#### Records to process:
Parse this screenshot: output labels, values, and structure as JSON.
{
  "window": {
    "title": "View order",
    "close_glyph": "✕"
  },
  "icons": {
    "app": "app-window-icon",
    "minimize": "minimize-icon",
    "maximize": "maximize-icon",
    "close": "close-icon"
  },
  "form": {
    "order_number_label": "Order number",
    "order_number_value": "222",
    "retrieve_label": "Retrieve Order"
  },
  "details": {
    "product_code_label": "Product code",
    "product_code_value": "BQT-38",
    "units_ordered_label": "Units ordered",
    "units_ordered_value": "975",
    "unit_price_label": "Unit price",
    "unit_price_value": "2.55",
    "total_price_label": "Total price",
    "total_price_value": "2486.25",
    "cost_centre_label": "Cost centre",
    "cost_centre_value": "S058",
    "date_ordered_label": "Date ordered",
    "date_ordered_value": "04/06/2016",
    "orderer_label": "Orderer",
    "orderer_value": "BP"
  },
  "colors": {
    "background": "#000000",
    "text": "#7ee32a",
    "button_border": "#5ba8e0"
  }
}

#### Problem details:
Give back the whole listing exactly as it reads.

#### Result for this task:
Parse this screenshot: output labels, values, and structure as JSON.
{
  "window": {
    "title": "View order",
    "close_glyph": "✕"
  },
  "icons": {
    "app": "app-window-icon",
    "minimize": "minimize-icon",
    "maximize": "maximize-icon",
    "close": "close-icon"
  },
  "form": {
    "order_number_label": "Order number",
    "order_number_value": "222",
    "retrieve_label": "Retrieve Order"
  },
  "details": {
    "product_code_label": "Product code",
    "product_code_value": "BQT-38",
    "units_ordered_label": "Units ordered",
    "units_ordered_value": "975",
    "unit_price_label": "Unit price",
    "unit_price_value": "2.55",
    "total_price_label": "Total price",
    "total_price_value": "2486.25",
    "cost_centre_label": "Cost centre",
    "cost_centre_value": "S058",
    "date_ordered_label": "Date ordered",
    "date_ordered_value": "04/06/2016",
    "orderer_label": "Orderer",
    "orderer_value": "BP"
  },
  "colors": {
    "background": "#000000",
    "text": "#7ee32a",
    "button_border": "#5ba8e0"
  }
}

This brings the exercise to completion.